-- Start EXTRACTED DATA --

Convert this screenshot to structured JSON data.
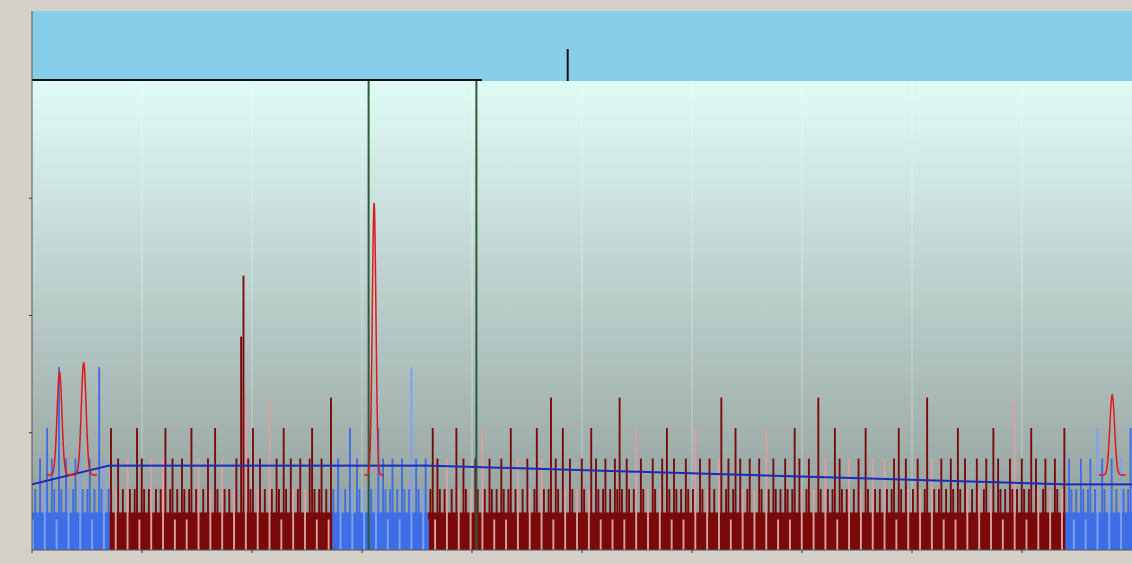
{
  "colors": {
    "window_bg": "#d4d0c8",
    "overview_bg": "#87ceeb",
    "plot_top": "#e0fbf6",
    "plot_bottom": "#8e9997",
    "bar_dark": "#7a0a0a",
    "bar_light": "#d9a0a0",
    "bar_blue": "#3d6ee6",
    "bar_blue_light": "#7da2f2",
    "baseline": "#1a2bb5",
    "fit_curve": "#e01818",
    "marker_line": "#2e5a3c"
  },
  "chart_data": [
    {
      "type": "bar",
      "panel": "overview",
      "y_tick_labels": [
        "",
        ""
      ],
      "spike_at_x": 0.487,
      "values_note": ""
    },
    {
      "type": "bar",
      "panel": "main",
      "title": "",
      "xlabel": "",
      "ylabel": "",
      "x_tick_labels": [
        "",
        "",
        "",
        "",
        "",
        "",
        "",
        "",
        "",
        ""
      ],
      "y_tick_labels": [
        "",
        "",
        ""
      ],
      "grid": true,
      "vertical_markers_x": [
        0.306,
        0.404
      ],
      "blue_regions": [
        [
          0.0,
          0.069
        ],
        [
          0.273,
          0.36
        ],
        [
          0.939,
          1.0
        ]
      ],
      "baseline": [
        [
          0.0,
          0.14
        ],
        [
          0.07,
          0.18
        ],
        [
          0.36,
          0.18
        ],
        [
          0.94,
          0.14
        ],
        [
          1.0,
          0.14
        ]
      ],
      "fit_peaks": [
        {
          "x": 0.025,
          "height": 0.22,
          "width": 0.004
        },
        {
          "x": 0.047,
          "height": 0.24,
          "width": 0.004
        },
        {
          "x": 0.311,
          "height": 0.58,
          "width": 0.003
        },
        {
          "x": 0.982,
          "height": 0.17,
          "width": 0.004
        }
      ],
      "peak_labels": [
        "",
        "",
        ""
      ],
      "counts": [
        1,
        2,
        1,
        3,
        1,
        2,
        4,
        1,
        3,
        2,
        1,
        6,
        2,
        1,
        3,
        2,
        1,
        2,
        3,
        1,
        4,
        2,
        1,
        2,
        3,
        1,
        2,
        1,
        6,
        2,
        3,
        1,
        2,
        4,
        1,
        2,
        3,
        1,
        2,
        1,
        3,
        2,
        1,
        2,
        4,
        1,
        3,
        2,
        1,
        2,
        3,
        1,
        2,
        1,
        2,
        3,
        4,
        1,
        2,
        3,
        1,
        2,
        1,
        3,
        2,
        1,
        2,
        4,
        1,
        2,
        3,
        1,
        2,
        1,
        3,
        2,
        1,
        4,
        2,
        1,
        3,
        2,
        1,
        2,
        1,
        2,
        3,
        1,
        7,
        9,
        5,
        3,
        2,
        4,
        1,
        2,
        3,
        1,
        2,
        1,
        5,
        2,
        1,
        3,
        2,
        1,
        4,
        2,
        1,
        3,
        2,
        1,
        2,
        3,
        1,
        2,
        1,
        3,
        4,
        2,
        1,
        2,
        3,
        1,
        2,
        1,
        5,
        2,
        1,
        3,
        2,
        1,
        2,
        1,
        4,
        2,
        1,
        3,
        2,
        1,
        2,
        1,
        3,
        2,
        1,
        2,
        4,
        1,
        3,
        2,
        1,
        2,
        3,
        1,
        2,
        1,
        3,
        2,
        1,
        2,
        6,
        1,
        3,
        2,
        1,
        2,
        3,
        1,
        2,
        4,
        1,
        3,
        2,
        1,
        2,
        3,
        1,
        2,
        1,
        4,
        2,
        1,
        3,
        2,
        1,
        2,
        1,
        3,
        2,
        1,
        4,
        2,
        1,
        3,
        2,
        1,
        2,
        1,
        3,
        2,
        1,
        2,
        4,
        1,
        2,
        3,
        1,
        2,
        1,
        3,
        2,
        1,
        2,
        4,
        1,
        3,
        2,
        1,
        2,
        5,
        1,
        3,
        2,
        1,
        4,
        2,
        1,
        3,
        2,
        1,
        2,
        1,
        3,
        2,
        1,
        2,
        4,
        1,
        3,
        2,
        1,
        2,
        3,
        1,
        2,
        1,
        3,
        2,
        5,
        2,
        1,
        3,
        2,
        1,
        2,
        4,
        1,
        3,
        2,
        1,
        2,
        1,
        3,
        2,
        1,
        2,
        3,
        1,
        4,
        2,
        1,
        3,
        2,
        1,
        2,
        1,
        3,
        2,
        1,
        2,
        4,
        1,
        3,
        2,
        1,
        2,
        3,
        1,
        2,
        1,
        3,
        5,
        1,
        2,
        3,
        1,
        2,
        4,
        1,
        3,
        2,
        1,
        2,
        3,
        1,
        2,
        1,
        3,
        2,
        1,
        4,
        2,
        1,
        3,
        2,
        1,
        2,
        1,
        3,
        2,
        1,
        2,
        4,
        1,
        3,
        2,
        1,
        2,
        3,
        1,
        2,
        1,
        5,
        2,
        1,
        3,
        2,
        1,
        2,
        4,
        1,
        3,
        2,
        1,
        2,
        3,
        1,
        2,
        1,
        3,
        2,
        1,
        4,
        2,
        1,
        3,
        2,
        1,
        2,
        1,
        3,
        2,
        1,
        2,
        3,
        1,
        4,
        2,
        1,
        3,
        2,
        1,
        2,
        1,
        3,
        2,
        1,
        2,
        5,
        1,
        3,
        2,
        1,
        2,
        3,
        1,
        2,
        1,
        3,
        2,
        1,
        4,
        2,
        1,
        3,
        2,
        1,
        2,
        1,
        3,
        2,
        1,
        2,
        3,
        1,
        2,
        4,
        1,
        3,
        2,
        1,
        2,
        1,
        3,
        2,
        5,
        2,
        1,
        3,
        2,
        1,
        2,
        4,
        1,
        3,
        2,
        1,
        2,
        3,
        1,
        2,
        1,
        3,
        2,
        1,
        2,
        4,
        1,
        3,
        2,
        1,
        2,
        1,
        3,
        2,
        1,
        2,
        3,
        1,
        2,
        4,
        1,
        3,
        2,
        1,
        2,
        3,
        1,
        2,
        1,
        3,
        2,
        1,
        2,
        4
      ]
    }
  ]
}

-- End EXTRACTED DATA --

## TO DO
Output all of the entries verbatim, leaving out any images.

## WORKED SOLUTION
Convert this screenshot to structured JSON data.
{
  "colors": {
    "window_bg": "#d4d0c8",
    "overview_bg": "#87ceeb",
    "plot_top": "#e0fbf6",
    "plot_bottom": "#8e9997",
    "bar_dark": "#7a0a0a",
    "bar_light": "#d9a0a0",
    "bar_blue": "#3d6ee6",
    "bar_blue_light": "#7da2f2",
    "baseline": "#1a2bb5",
    "fit_curve": "#e01818",
    "marker_line": "#2e5a3c"
  },
  "chart_data": [
    {
      "type": "bar",
      "panel": "overview",
      "y_tick_labels": [
        "",
        ""
      ],
      "spike_at_x": 0.487,
      "values_note": ""
    },
    {
      "type": "bar",
      "panel": "main",
      "title": "",
      "xlabel": "",
      "ylabel": "",
      "x_tick_labels": [
        "",
        "",
        "",
        "",
        "",
        "",
        "",
        "",
        "",
        ""
      ],
      "y_tick_labels": [
        "",
        "",
        ""
      ],
      "grid": true,
      "vertical_markers_x": [
        0.306,
        0.404
      ],
      "blue_regions": [
        [
          0.0,
          0.069
        ],
        [
          0.273,
          0.36
        ],
        [
          0.939,
          1.0
        ]
      ],
      "baseline": [
        [
          0.0,
          0.14
        ],
        [
          0.07,
          0.18
        ],
        [
          0.36,
          0.18
        ],
        [
          0.94,
          0.14
        ],
        [
          1.0,
          0.14
        ]
      ],
      "fit_peaks": [
        {
          "x": 0.025,
          "height": 0.22,
          "width": 0.004
        },
        {
          "x": 0.047,
          "height": 0.24,
          "width": 0.004
        },
        {
          "x": 0.311,
          "height": 0.58,
          "width": 0.003
        },
        {
          "x": 0.982,
          "height": 0.17,
          "width": 0.004
        }
      ],
      "peak_labels": [
        "",
        "",
        ""
      ],
      "counts": [
        1,
        2,
        1,
        3,
        1,
        2,
        4,
        1,
        3,
        2,
        1,
        6,
        2,
        1,
        3,
        2,
        1,
        2,
        3,
        1,
        4,
        2,
        1,
        2,
        3,
        1,
        2,
        1,
        6,
        2,
        3,
        1,
        2,
        4,
        1,
        2,
        3,
        1,
        2,
        1,
        3,
        2,
        1,
        2,
        4,
        1,
        3,
        2,
        1,
        2,
        3,
        1,
        2,
        1,
        2,
        3,
        4,
        1,
        2,
        3,
        1,
        2,
        1,
        3,
        2,
        1,
        2,
        4,
        1,
        2,
        3,
        1,
        2,
        1,
        3,
        2,
        1,
        4,
        2,
        1,
        3,
        2,
        1,
        2,
        1,
        2,
        3,
        1,
        7,
        9,
        5,
        3,
        2,
        4,
        1,
        2,
        3,
        1,
        2,
        1,
        5,
        2,
        1,
        3,
        2,
        1,
        4,
        2,
        1,
        3,
        2,
        1,
        2,
        3,
        1,
        2,
        1,
        3,
        4,
        2,
        1,
        2,
        3,
        1,
        2,
        1,
        5,
        2,
        1,
        3,
        2,
        1,
        2,
        1,
        4,
        2,
        1,
        3,
        2,
        1,
        2,
        1,
        3,
        2,
        1,
        2,
        4,
        1,
        3,
        2,
        1,
        2,
        3,
        1,
        2,
        1,
        3,
        2,
        1,
        2,
        6,
        1,
        3,
        2,
        1,
        2,
        3,
        1,
        2,
        4,
        1,
        3,
        2,
        1,
        2,
        3,
        1,
        2,
        1,
        4,
        2,
        1,
        3,
        2,
        1,
        2,
        1,
        3,
        2,
        1,
        4,
        2,
        1,
        3,
        2,
        1,
        2,
        1,
        3,
        2,
        1,
        2,
        4,
        1,
        2,
        3,
        1,
        2,
        1,
        3,
        2,
        1,
        2,
        4,
        1,
        3,
        2,
        1,
        2,
        5,
        1,
        3,
        2,
        1,
        4,
        2,
        1,
        3,
        2,
        1,
        2,
        1,
        3,
        2,
        1,
        2,
        4,
        1,
        3,
        2,
        1,
        2,
        3,
        1,
        2,
        1,
        3,
        2,
        5,
        2,
        1,
        3,
        2,
        1,
        2,
        4,
        1,
        3,
        2,
        1,
        2,
        1,
        3,
        2,
        1,
        2,
        3,
        1,
        4,
        2,
        1,
        3,
        2,
        1,
        2,
        1,
        3,
        2,
        1,
        2,
        4,
        1,
        3,
        2,
        1,
        2,
        3,
        1,
        2,
        1,
        3,
        5,
        1,
        2,
        3,
        1,
        2,
        4,
        1,
        3,
        2,
        1,
        2,
        3,
        1,
        2,
        1,
        3,
        2,
        1,
        4,
        2,
        1,
        3,
        2,
        1,
        2,
        1,
        3,
        2,
        1,
        2,
        4,
        1,
        3,
        2,
        1,
        2,
        3,
        1,
        2,
        1,
        5,
        2,
        1,
        3,
        2,
        1,
        2,
        4,
        1,
        3,
        2,
        1,
        2,
        3,
        1,
        2,
        1,
        3,
        2,
        1,
        4,
        2,
        1,
        3,
        2,
        1,
        2,
        1,
        3,
        2,
        1,
        2,
        3,
        1,
        4,
        2,
        1,
        3,
        2,
        1,
        2,
        1,
        3,
        2,
        1,
        2,
        5,
        1,
        3,
        2,
        1,
        2,
        3,
        1,
        2,
        1,
        3,
        2,
        1,
        4,
        2,
        1,
        3,
        2,
        1,
        2,
        1,
        3,
        2,
        1,
        2,
        3,
        1,
        2,
        4,
        1,
        3,
        2,
        1,
        2,
        1,
        3,
        2,
        5,
        2,
        1,
        3,
        2,
        1,
        2,
        4,
        1,
        3,
        2,
        1,
        2,
        3,
        1,
        2,
        1,
        3,
        2,
        1,
        2,
        4,
        1,
        3,
        2,
        1,
        2,
        1,
        3,
        2,
        1,
        2,
        3,
        1,
        2,
        4,
        1,
        3,
        2,
        1,
        2,
        3,
        1,
        2,
        1,
        3,
        2,
        1,
        2,
        4
      ]
    }
  ]
}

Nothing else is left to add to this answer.